In January 2009, Mencarini arrived at the Gaithersburg townhouse of Kofi Ankrah and Nana Bonsu with University of Nebraska football coach Bo Pelini in tow.

One of the area’s top recruits waited inside. Jason Ankrah, then a Quince Orchard senior, had orally committed to play defensive end for the Cornhuskers and now Pelini paid an informal visit to make sure that pledge would become official on National Signing Day.

Outside, Andrew Ankrah, an eighth grader, deftly hopped off his skateboard and greeted the coaches from the sidewalk. The little brother, sporting a flannel shirt and ripped jeans, wasn’t so little, already nearing 6-foot-3 with the long, slender build of an athlete.

Soon enough, Ankrah, who did not play any organized sports at the time, was back on his board, blissfully practicing his tricks as Mencarini and Pelini headed inside to meet the coveted All-Met lineman in the family.

Four years later, Andrew Ankrah – now 6-foot-4, 220 pounds – continues to build on the potential so evident to Mencarini that day. As a senior, Ankrah has become a three-sport athlete at Quince Orchard and last month signed to play football at James Madison.

Entries supplied –
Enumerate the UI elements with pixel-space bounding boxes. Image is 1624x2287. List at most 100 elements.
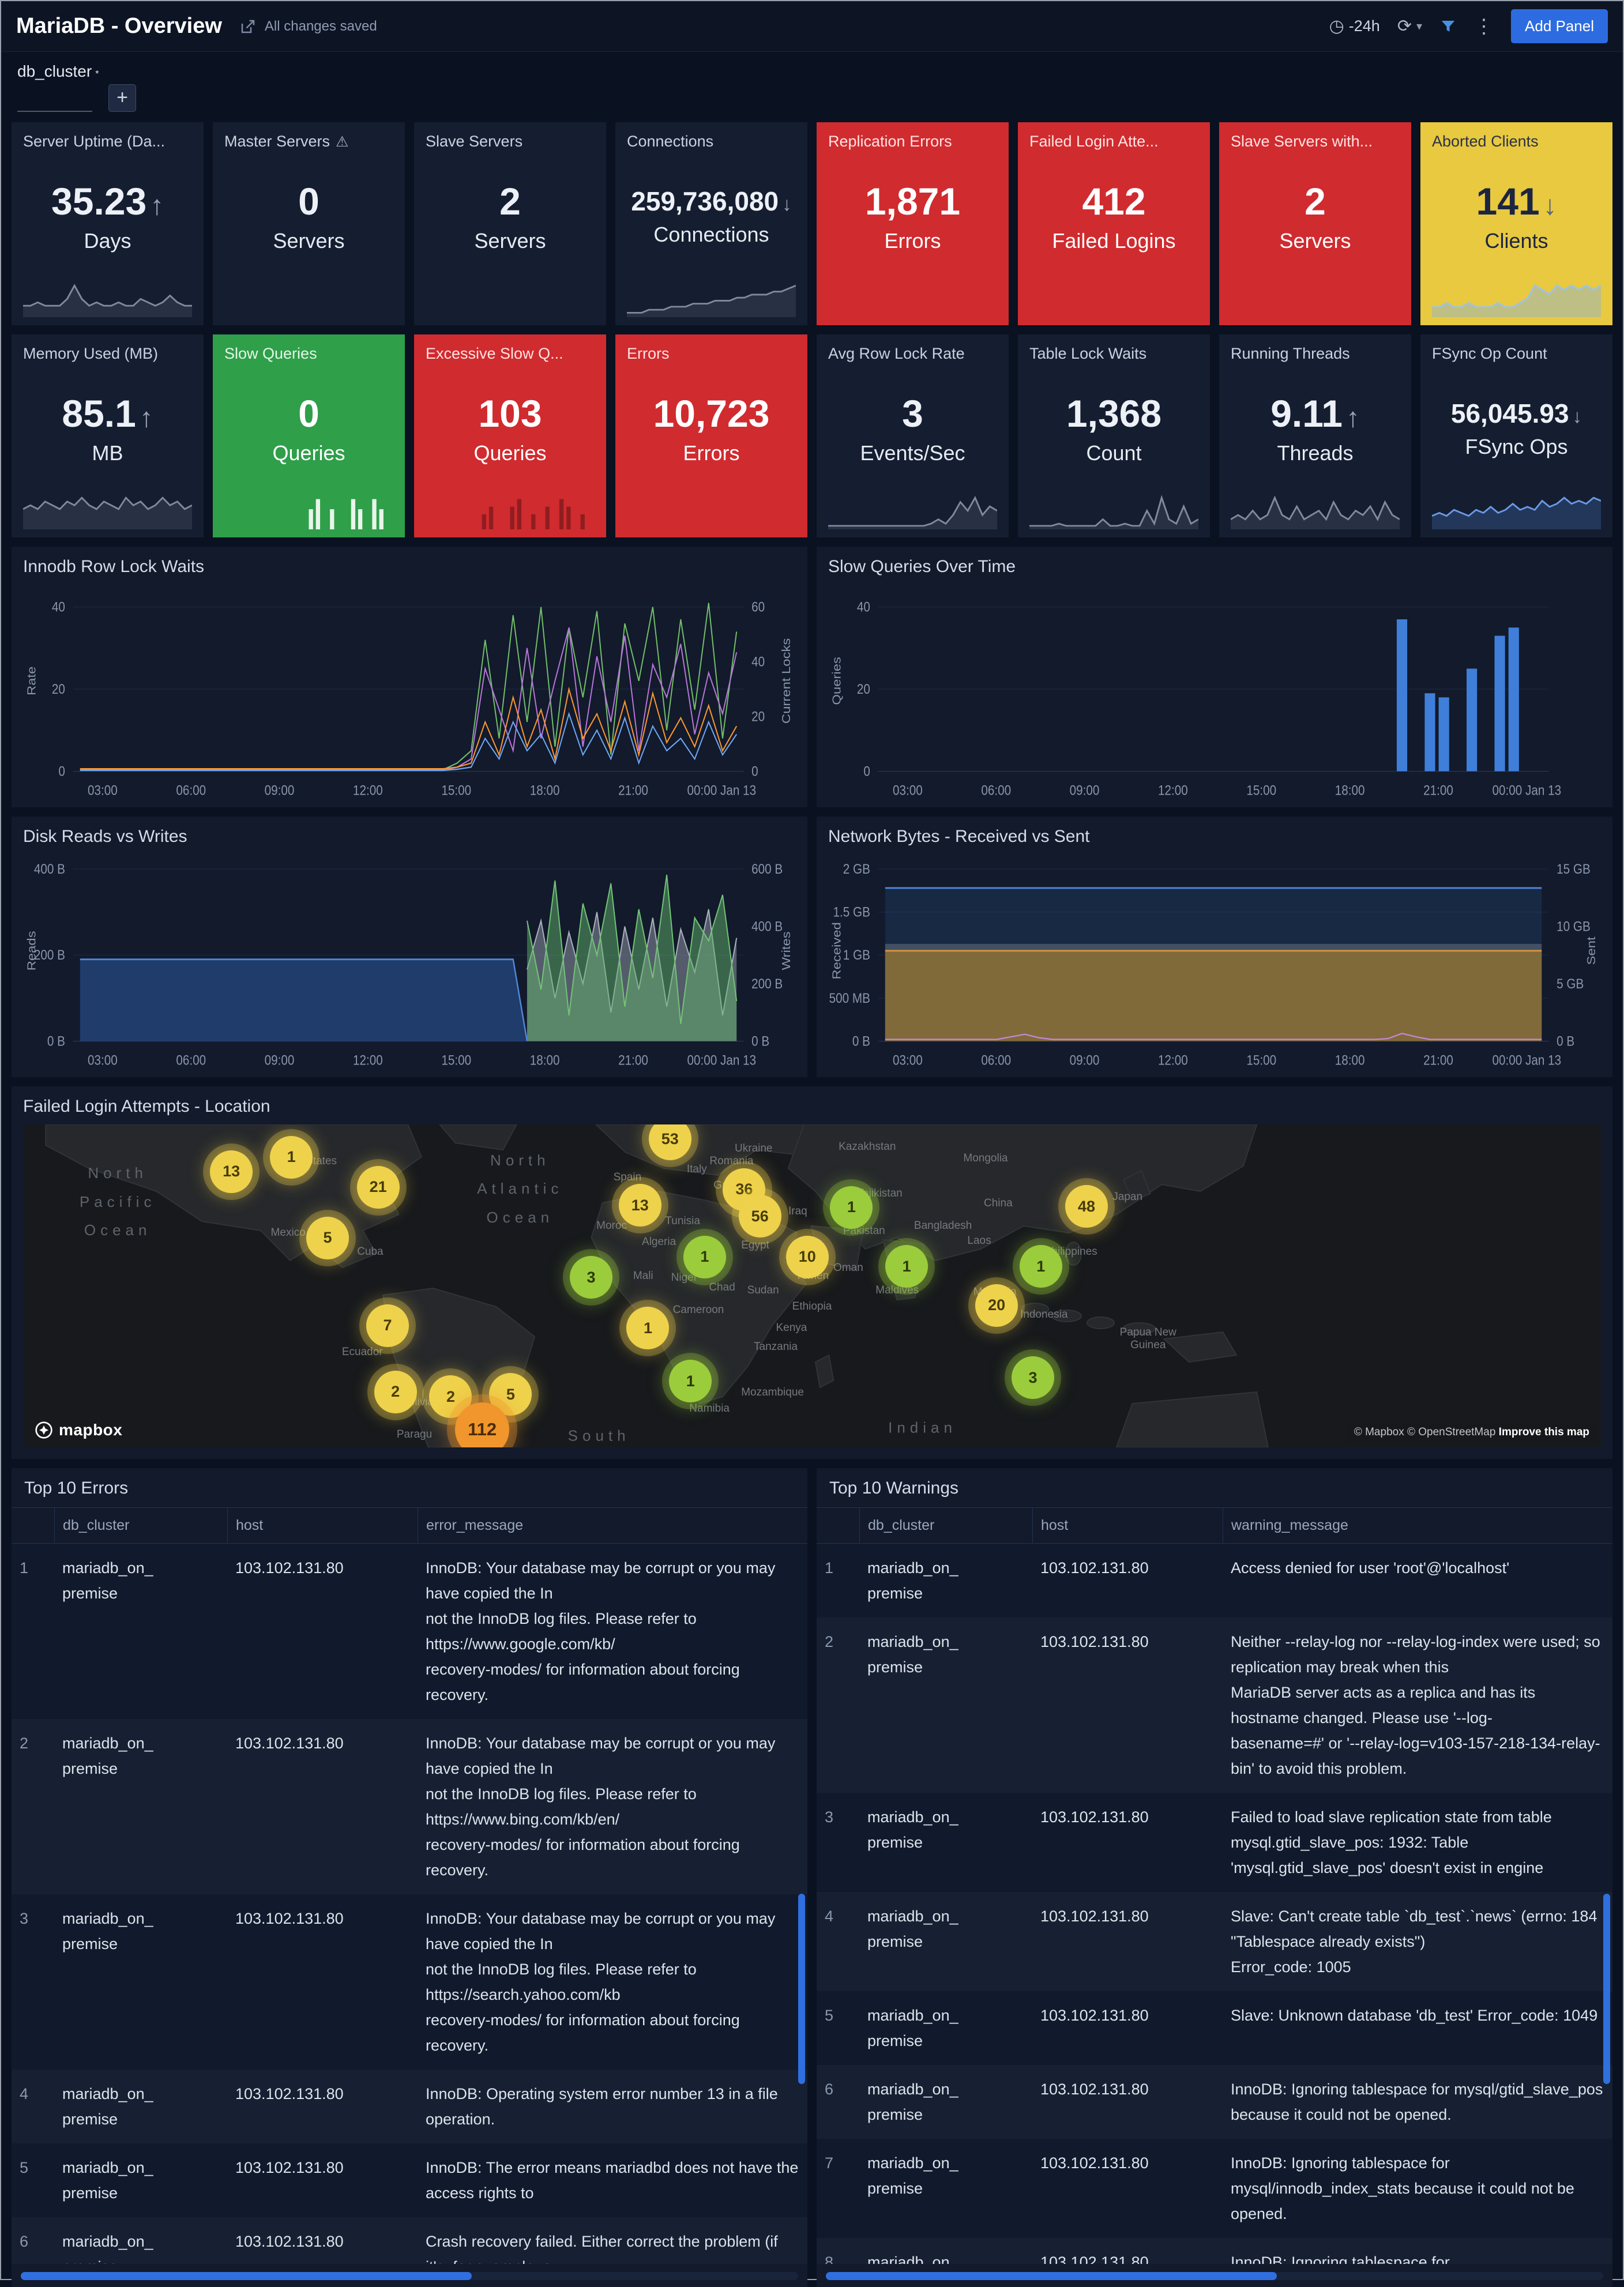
charts-row-1: Innodb Row Lock Waits 0 20 40 0 20 40 60 03:00 0… (12, 547, 1612, 807)
stat-panel-failed-login-atte-[interactable]: Failed Login Atte... 412 Failed Logins (1018, 122, 1210, 325)
table-row[interactable]: 2 mariadb_on_ premise 103.102.131.80 Neither… (817, 1618, 1612, 1793)
add-panel-button[interactable]: Add Panel (1511, 9, 1608, 43)
innodb-row-lock-waits-chart[interactable]: 0 20 40 0 20 40 60 03:00 06:00 09:00 12:00 15:00 18:… (23, 580, 796, 803)
table-row[interactable]: 7 mariadb_on_ premise 103.102.131.80 InnoDB:… (817, 2139, 1612, 2238)
table-row[interactable]: 5 mariadb_on_ premise 103.102.131.80 InnoDB:… (12, 2143, 807, 2217)
cluster-line: mariadb_on_ (867, 2081, 958, 2098)
cell-host: 103.102.131.80 (1040, 2007, 1149, 2024)
table-row[interactable]: 5 mariadb_on_ premise 103.102.131.80 Slave: … (817, 1991, 1612, 2065)
map-marker-1[interactable]: 1 (885, 1245, 928, 1288)
message-line: Slave: Unknown database 'db_test' Error_… (1231, 2007, 1598, 2024)
table-row[interactable]: 8 mariadb_on_premise 103.102.131.80 InnoDB:… (817, 2238, 1612, 2264)
stat-panel-slave-servers[interactable]: Slave Servers 2 Servers (414, 122, 606, 325)
network-bytes-chart[interactable]: 0 B 500 MB 1 GB 1.5 GB 2 GB 0 B 5 GB 10 GB 15 GB… (828, 850, 1601, 1073)
world-map[interactable]: mapbox © Mapbox © OpenStreetMap Improve … (23, 1124, 1601, 1447)
slow-queries-over-time-chart[interactable]: 0 20 40 03:00 06:00 09:00 12:00 15:00 18:00 21:00… (828, 580, 1601, 803)
stat-value-area: 141 ↓ Clients (1432, 151, 1601, 281)
improve-this-map-link[interactable]: Improve this map (1498, 1426, 1589, 1438)
row-number: 5 (20, 2159, 29, 2176)
table-row[interactable]: 3 mariadb_on_ premise 103.102.131.80 Failed … (817, 1793, 1612, 1892)
stat-panel-connections[interactable]: Connections 259,736,080 ↓ Connections (615, 122, 807, 325)
table-body: 1 mariadb_on_ premise 103.102.131.80 InnoDB:… (12, 1544, 807, 2264)
cell-message: InnoDB: Your database may be corrupt or … (418, 1544, 807, 1719)
table-row[interactable]: 1 mariadb_on_ premise 103.102.131.80 InnoDB:… (12, 1544, 807, 1719)
stat-panel-slave-servers-with-[interactable]: Slave Servers with... 2 Servers (1219, 122, 1411, 325)
table-row[interactable]: 1 mariadb_on_ premise 103.102.131.80 Access … (817, 1544, 1612, 1618)
map-marker-53[interactable]: 53 (648, 1124, 691, 1161)
vertical-scrollbar[interactable] (1603, 1894, 1610, 2085)
stat-panel-slow-queries[interactable]: Slow Queries 0 Queries (213, 334, 405, 537)
more-options-button[interactable]: ⋮ (1474, 15, 1494, 37)
filter-button[interactable] (1439, 18, 1457, 35)
stat-panel-memory-used-mb-[interactable]: Memory Used (MB) 85.1 ↑ MB (12, 334, 204, 537)
map-marker-1[interactable]: 1 (626, 1307, 670, 1350)
mapbox-logo[interactable]: mapbox (35, 1421, 122, 1439)
stat-value: 2 (1305, 179, 1326, 223)
stat-title: Server Uptime (Da... (23, 133, 166, 150)
table-row[interactable]: 2 mariadb_on_ premise 103.102.131.80 InnoDB:… (12, 1719, 807, 1894)
map-marker-48[interactable]: 48 (1065, 1185, 1108, 1228)
time-range-picker[interactable]: ◷ -24h (1329, 16, 1380, 36)
table-row[interactable]: 4 mariadb_on_ premise 103.102.131.80 InnoDB:… (12, 2070, 807, 2143)
map-marker-7[interactable]: 7 (366, 1304, 409, 1347)
map-marker-1[interactable]: 1 (830, 1186, 873, 1229)
variables-bar: db_cluster * + (1, 52, 1623, 118)
map-marker-1[interactable]: 1 (669, 1360, 712, 1403)
cluster-line: mariadb_on_ (867, 1808, 958, 1826)
cell-message: InnoDB: Operating system error number 13… (418, 2070, 807, 2143)
edit-dashboard-icon[interactable] (239, 18, 257, 35)
table-row[interactable]: 4 mariadb_on_ premise 103.102.131.80 Slave: … (817, 1892, 1612, 1991)
horizontal-scrollbar[interactable] (826, 2272, 1603, 2280)
column-header-db_cluster: db_cluster (859, 1508, 1032, 1543)
stat-panel-excessive-slow-q-[interactable]: Excessive Slow Q... 103 Queries (414, 334, 606, 537)
stat-panel-errors[interactable]: Errors 10,723 Errors (615, 334, 807, 537)
map-marker-21[interactable]: 21 (356, 1165, 400, 1209)
panel-title: Network Bytes - Received vs Sent (828, 827, 1090, 846)
message-line: opened. (1231, 2205, 1287, 2222)
stat-value-area: 3 Events/Sec (828, 363, 997, 494)
map-marker-5[interactable]: 5 (306, 1216, 349, 1259)
add-variable-button[interactable]: + (108, 84, 136, 112)
table-row[interactable]: 6 mariadb_on_ premise 103.102.131.80 InnoDB:… (817, 2065, 1612, 2139)
horizontal-scrollbar[interactable] (21, 2272, 798, 2280)
vertical-scrollbar[interactable] (798, 1894, 805, 2085)
cell-host: 103.102.131.80 (1040, 1808, 1149, 1826)
table-row[interactable]: 6 mariadb_on_premise 103.102.131.80 Crash r… (12, 2217, 807, 2264)
stat-panel-table-lock-waits[interactable]: Table Lock Waits 1,368 Count (1018, 334, 1210, 537)
stat-panel-master-servers[interactable]: Master Servers ⚠ 0 Servers (213, 122, 405, 325)
stat-panel-server-uptime-da-[interactable]: Server Uptime (Da... 35.23 ↑ Days (12, 122, 204, 325)
map-marker-1[interactable]: 1 (270, 1135, 313, 1179)
svg-text:06:00: 06:00 (176, 1052, 206, 1068)
message-line: InnoDB: Your database may be corrupt or … (426, 1910, 776, 1953)
table-row[interactable]: 3 mariadb_on_ premise 103.102.131.80 InnoDB:… (12, 1894, 807, 2070)
panel-slow-queries-over-time[interactable]: Slow Queries Over Time 0 20 40 03:00 06:00 09… (817, 547, 1612, 807)
db-cluster-input[interactable] (17, 91, 92, 112)
map-marker-10[interactable]: 10 (785, 1235, 829, 1278)
map-marker-13[interactable]: 13 (618, 1184, 661, 1227)
map-attribution[interactable]: © Mapbox © OpenStreetMap Improve this ma… (1347, 1423, 1596, 1442)
map-marker-2[interactable]: 2 (429, 1375, 472, 1419)
panel-network-bytes[interactable]: Network Bytes - Received vs Sent 0 B 500 … (817, 817, 1612, 1077)
stat-panel-avg-row-lock-rate[interactable]: Avg Row Lock Rate 3 Events/Sec (817, 334, 1009, 537)
svg-text:Queries: Queries (830, 657, 843, 705)
map-marker-1[interactable]: 1 (1019, 1245, 1062, 1288)
stat-panel-aborted-clients[interactable]: Aborted Clients 141 ↓ Clients (1420, 122, 1612, 325)
map-marker-3[interactable]: 3 (569, 1256, 612, 1299)
map-marker-112[interactable]: 112 (455, 1402, 510, 1447)
panel-innodb-row-lock-waits[interactable]: Innodb Row Lock Waits 0 20 40 0 20 40 60 03:00 0… (12, 547, 807, 807)
map-marker-13[interactable]: 13 (210, 1150, 253, 1193)
map-marker-20[interactable]: 20 (975, 1284, 1018, 1327)
cluster-line: premise (867, 2180, 923, 2197)
map-marker-1[interactable]: 1 (683, 1235, 726, 1278)
disk-reads-vs-writes-chart[interactable]: 0 B 200 B 400 B 0 B 200 B 400 B 600 B 03:00 06:0… (23, 850, 796, 1073)
stat-panel-fsync-op-count[interactable]: FSync Op Count 56,045.93 ↓ FSync Ops (1420, 334, 1612, 537)
svg-text:40: 40 (52, 599, 65, 615)
stat-panel-replication-errors[interactable]: Replication Errors 1,871 Errors (817, 122, 1009, 325)
refresh-button[interactable]: ⟳ ▾ (1397, 16, 1422, 36)
stat-panel-running-threads[interactable]: Running Threads 9.11 ↑ Threads (1219, 334, 1411, 537)
panel-disk-reads-vs-writes[interactable]: Disk Reads vs Writes 0 B 200 B 400 B 0 B 200… (12, 817, 807, 1077)
map-marker-56[interactable]: 56 (738, 1195, 781, 1238)
map-marker-2[interactable]: 2 (374, 1370, 417, 1413)
stat-value-area: 103 Queries (426, 363, 595, 494)
map-marker-3[interactable]: 3 (1012, 1356, 1055, 1400)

Instruction A – Please extract, word for word, the part of the article about Andrew Ankrah that opens with the words containing "In January 2009, Mencarini" and closes with "in the family.".
Instruction B – Extend the article about Andrew Ankrah, picking up right after its final sentence.
The records were taken from a separate source.

Task output A –
In January 2009, Mencarini arrived at the Gaithersburg townhouse of Kofi Ankrah and Nana Bonsu with University of Nebraska football coach Bo Pelini in tow.

One of the area’s top recruits waited inside. Jason Ankrah, then a Quince Orchard senior, had orally committed to play defensive end for the Cornhuskers and now Pelini paid an informal visit to make sure that pledge would become official on National Signing Day.

Outside, Andrew Ankrah, an eighth grader, deftly hopped off his skateboard and greeted the coaches from the sidewalk. The little brother, sporting a flannel shirt and ripped jeans, wasn’t so little, already nearing 6-foot-3 with the long, slender build of an athlete.

Soon enough, Ankrah, who did not play any organized sports at the time, was back on his board, blissfully practicing his tricks as Mencarini and Pelini headed inside to meet the coveted All-Met lineman in the family.

Task output B –
“He’s developed into such a fine young man,” Mencarini said. “He’s really, really interesting. Football’s a big part of that, but he’s such a humble kid and he’s so appreciative. I don’t think he thought this could ever happen to him.”

Before joining his brother in the college football ranks next fall, Ankrah remains focused on his latest undertaking: basketball. He has thrown the same work ethic into his new sport that helped him morph into a Football Championship Subdivision prospect in a short time.

By honing his raw game on the hardwood, Ankrah’s role as a reserve center has gradually increased. He struggled to make it off the bench early in the year but has become a reliable option in the post with 22 points in 64 minutes over 12 games for the Cougars, who earned the No. 3 seed in the Maryland 4A West and open the postseason on Thursday night against Whitman.

“Every timeout,” longtime Q.O. basketball coach Paul Foringer said, “he plays a little bit better and a little bit better.”

Ankrah had played plenty of pickup games in recent years and even joined the Cougars for a few summer league contests, but he took that interest to the next level this fall when he told Foringer he wanted to give up indoor track and instead try out for the basketball team when football ended.

Well, Ankrah hoped to tryout, anyway. First, he wanted to make sure he cleared it with his future football coaches, and so the weekend after the Cougars fell in the Maryland 4A final to Wise, he mustered up the courage to call James Madison assistant Tony LeZotte to ask permission to launch his basketball career.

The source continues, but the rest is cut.